### Exercise task
Collect all lines below with the string "EKETAHUNA".

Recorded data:
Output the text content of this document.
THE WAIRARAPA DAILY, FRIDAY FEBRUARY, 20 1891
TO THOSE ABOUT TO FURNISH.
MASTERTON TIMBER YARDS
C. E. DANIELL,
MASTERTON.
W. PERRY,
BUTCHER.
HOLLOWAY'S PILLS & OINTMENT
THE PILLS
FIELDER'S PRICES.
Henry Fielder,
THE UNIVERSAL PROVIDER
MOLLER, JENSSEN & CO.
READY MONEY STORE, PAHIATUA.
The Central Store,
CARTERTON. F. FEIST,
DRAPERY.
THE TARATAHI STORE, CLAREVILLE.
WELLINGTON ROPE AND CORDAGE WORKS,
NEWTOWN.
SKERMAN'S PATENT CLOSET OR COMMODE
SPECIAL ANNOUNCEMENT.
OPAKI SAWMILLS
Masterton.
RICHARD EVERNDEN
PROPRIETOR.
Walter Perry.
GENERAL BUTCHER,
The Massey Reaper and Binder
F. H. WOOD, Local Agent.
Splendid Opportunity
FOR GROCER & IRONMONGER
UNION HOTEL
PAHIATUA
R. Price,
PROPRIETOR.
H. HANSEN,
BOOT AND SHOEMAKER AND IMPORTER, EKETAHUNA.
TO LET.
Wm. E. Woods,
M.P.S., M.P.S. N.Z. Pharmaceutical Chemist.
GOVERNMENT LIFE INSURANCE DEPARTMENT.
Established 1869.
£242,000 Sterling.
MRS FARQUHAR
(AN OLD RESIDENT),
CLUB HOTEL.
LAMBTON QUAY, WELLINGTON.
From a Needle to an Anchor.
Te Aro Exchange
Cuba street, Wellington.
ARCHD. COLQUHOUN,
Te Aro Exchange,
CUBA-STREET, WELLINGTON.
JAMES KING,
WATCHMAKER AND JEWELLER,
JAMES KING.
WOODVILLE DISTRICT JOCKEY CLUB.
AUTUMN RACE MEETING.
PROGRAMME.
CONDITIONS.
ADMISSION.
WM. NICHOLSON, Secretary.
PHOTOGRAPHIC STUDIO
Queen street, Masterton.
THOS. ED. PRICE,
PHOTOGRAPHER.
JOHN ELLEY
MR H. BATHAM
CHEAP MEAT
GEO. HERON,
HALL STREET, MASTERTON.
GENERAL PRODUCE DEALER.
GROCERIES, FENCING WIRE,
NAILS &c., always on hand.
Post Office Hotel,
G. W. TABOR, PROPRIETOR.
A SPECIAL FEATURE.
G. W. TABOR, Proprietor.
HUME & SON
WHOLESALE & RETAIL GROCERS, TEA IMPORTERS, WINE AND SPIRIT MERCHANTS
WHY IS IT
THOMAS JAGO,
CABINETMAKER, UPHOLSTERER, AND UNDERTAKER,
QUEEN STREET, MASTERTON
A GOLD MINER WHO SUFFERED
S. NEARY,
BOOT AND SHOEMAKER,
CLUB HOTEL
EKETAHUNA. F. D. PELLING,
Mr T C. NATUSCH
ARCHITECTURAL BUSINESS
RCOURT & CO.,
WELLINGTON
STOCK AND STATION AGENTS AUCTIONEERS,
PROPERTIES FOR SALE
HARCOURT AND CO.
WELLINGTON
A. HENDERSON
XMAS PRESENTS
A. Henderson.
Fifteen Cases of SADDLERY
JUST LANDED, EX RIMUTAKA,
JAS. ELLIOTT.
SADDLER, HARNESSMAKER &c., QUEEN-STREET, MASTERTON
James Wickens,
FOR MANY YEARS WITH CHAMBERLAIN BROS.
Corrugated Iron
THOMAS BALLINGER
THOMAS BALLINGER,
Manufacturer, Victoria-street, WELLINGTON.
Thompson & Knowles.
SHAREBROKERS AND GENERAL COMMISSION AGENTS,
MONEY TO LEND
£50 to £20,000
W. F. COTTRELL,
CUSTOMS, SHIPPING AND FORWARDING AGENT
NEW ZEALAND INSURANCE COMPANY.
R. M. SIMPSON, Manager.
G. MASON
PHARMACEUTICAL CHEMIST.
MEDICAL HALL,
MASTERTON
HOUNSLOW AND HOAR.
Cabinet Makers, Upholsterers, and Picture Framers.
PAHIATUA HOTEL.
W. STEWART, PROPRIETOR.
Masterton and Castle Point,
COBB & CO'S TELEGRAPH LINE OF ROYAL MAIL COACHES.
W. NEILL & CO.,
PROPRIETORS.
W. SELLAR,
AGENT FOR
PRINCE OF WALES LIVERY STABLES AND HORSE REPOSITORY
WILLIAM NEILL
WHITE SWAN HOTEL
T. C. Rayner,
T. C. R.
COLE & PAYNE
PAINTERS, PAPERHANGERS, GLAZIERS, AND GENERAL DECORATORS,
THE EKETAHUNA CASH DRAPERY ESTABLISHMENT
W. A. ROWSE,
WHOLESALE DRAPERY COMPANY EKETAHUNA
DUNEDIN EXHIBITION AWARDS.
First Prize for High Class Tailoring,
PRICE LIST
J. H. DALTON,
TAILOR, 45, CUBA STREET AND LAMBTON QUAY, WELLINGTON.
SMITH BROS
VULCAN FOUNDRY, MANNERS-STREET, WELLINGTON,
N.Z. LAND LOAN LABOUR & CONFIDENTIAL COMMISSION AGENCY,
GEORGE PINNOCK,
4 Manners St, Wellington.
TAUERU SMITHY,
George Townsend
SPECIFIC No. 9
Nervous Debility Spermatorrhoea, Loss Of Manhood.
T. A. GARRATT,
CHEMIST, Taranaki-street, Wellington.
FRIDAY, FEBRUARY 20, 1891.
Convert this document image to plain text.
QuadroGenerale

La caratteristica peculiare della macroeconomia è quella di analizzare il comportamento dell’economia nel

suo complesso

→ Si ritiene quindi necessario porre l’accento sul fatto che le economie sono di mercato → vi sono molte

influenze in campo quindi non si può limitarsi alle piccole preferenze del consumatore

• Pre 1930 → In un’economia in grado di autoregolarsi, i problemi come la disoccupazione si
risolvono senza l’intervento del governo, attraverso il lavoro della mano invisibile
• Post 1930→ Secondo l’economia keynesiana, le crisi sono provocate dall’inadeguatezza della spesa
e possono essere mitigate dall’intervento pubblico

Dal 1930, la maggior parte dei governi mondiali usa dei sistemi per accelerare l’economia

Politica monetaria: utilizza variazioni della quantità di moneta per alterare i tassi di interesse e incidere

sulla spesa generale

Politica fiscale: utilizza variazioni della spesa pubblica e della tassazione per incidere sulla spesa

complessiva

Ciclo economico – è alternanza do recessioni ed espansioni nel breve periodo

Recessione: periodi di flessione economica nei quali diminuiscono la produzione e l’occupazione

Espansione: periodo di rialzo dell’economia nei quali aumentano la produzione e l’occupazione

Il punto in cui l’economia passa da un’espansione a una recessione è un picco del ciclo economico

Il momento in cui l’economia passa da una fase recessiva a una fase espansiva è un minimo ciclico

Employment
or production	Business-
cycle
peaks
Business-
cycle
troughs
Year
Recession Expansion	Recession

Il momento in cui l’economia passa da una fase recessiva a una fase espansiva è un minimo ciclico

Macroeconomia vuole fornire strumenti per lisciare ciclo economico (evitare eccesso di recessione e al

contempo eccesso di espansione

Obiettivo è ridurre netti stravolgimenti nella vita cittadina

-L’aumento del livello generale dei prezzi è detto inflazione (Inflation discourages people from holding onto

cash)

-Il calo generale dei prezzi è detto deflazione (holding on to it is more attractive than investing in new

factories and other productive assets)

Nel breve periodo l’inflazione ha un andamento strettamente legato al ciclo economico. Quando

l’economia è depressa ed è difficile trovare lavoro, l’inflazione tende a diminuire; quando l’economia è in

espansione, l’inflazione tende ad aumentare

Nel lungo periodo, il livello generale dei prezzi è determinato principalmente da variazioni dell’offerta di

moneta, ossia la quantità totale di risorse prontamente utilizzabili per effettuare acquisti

### Finished task
BOOT AND SHOEMAKER AND IMPORTER, EKETAHUNA.
EKETAHUNA. F. D. PELLING,
THE EKETAHUNA CASH DRAPERY ESTABLISHMENT
WHOLESALE DRAPERY COMPANY EKETAHUNA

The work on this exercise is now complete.